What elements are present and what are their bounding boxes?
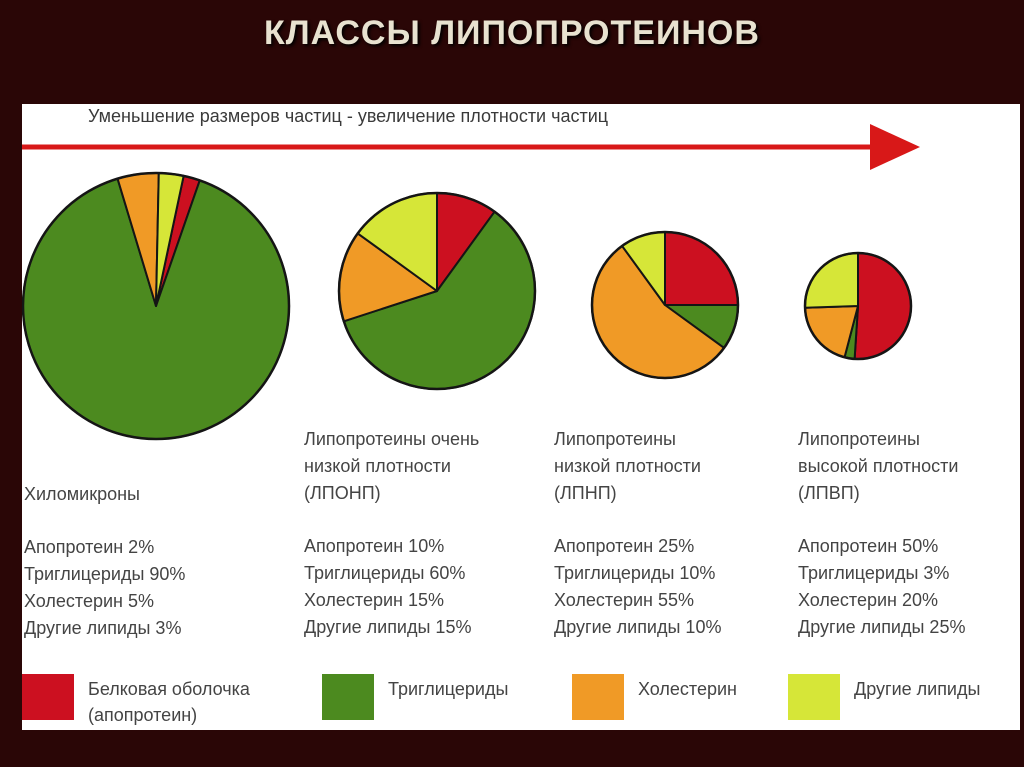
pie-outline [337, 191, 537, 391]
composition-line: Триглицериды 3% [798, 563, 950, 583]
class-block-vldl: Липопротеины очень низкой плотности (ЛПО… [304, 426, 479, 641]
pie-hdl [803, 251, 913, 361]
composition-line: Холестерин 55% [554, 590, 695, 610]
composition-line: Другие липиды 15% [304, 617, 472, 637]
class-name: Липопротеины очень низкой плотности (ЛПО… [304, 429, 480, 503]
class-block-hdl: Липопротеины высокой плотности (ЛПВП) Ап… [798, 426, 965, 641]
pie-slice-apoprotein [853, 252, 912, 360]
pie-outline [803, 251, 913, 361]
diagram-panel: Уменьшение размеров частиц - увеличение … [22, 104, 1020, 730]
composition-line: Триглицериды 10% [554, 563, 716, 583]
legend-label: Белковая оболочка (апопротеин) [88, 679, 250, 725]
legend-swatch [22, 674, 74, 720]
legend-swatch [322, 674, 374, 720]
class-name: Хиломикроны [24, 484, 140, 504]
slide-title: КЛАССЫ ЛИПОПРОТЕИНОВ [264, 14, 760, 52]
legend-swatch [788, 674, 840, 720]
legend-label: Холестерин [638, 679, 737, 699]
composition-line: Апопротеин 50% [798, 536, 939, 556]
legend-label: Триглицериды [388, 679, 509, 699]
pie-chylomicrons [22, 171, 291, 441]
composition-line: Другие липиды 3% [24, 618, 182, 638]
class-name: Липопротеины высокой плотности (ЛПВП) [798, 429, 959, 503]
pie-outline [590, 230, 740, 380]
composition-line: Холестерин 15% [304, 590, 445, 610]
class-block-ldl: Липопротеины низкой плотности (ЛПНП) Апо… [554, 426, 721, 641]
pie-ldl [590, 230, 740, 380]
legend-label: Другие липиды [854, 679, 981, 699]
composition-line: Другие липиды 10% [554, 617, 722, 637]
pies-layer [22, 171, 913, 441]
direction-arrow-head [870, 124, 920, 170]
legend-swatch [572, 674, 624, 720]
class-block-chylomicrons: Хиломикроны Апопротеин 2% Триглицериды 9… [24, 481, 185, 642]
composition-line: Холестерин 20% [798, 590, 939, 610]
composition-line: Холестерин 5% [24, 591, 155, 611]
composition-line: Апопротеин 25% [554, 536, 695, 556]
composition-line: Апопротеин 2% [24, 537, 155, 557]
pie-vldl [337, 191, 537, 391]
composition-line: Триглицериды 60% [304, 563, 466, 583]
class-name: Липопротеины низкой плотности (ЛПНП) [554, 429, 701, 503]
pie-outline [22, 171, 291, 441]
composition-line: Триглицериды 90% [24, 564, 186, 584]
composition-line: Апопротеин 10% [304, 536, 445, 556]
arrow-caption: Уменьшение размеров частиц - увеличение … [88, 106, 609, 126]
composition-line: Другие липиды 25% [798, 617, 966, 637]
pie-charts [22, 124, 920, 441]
____________________
*Work to complete*
Out of the records above, pull the lines that include the word "vldl".

*Your solution*
class-block-vldl: Липопротеины очень низкой плотности (ЛПО… [304, 426, 479, 641]
pie-vldl [337, 191, 537, 391]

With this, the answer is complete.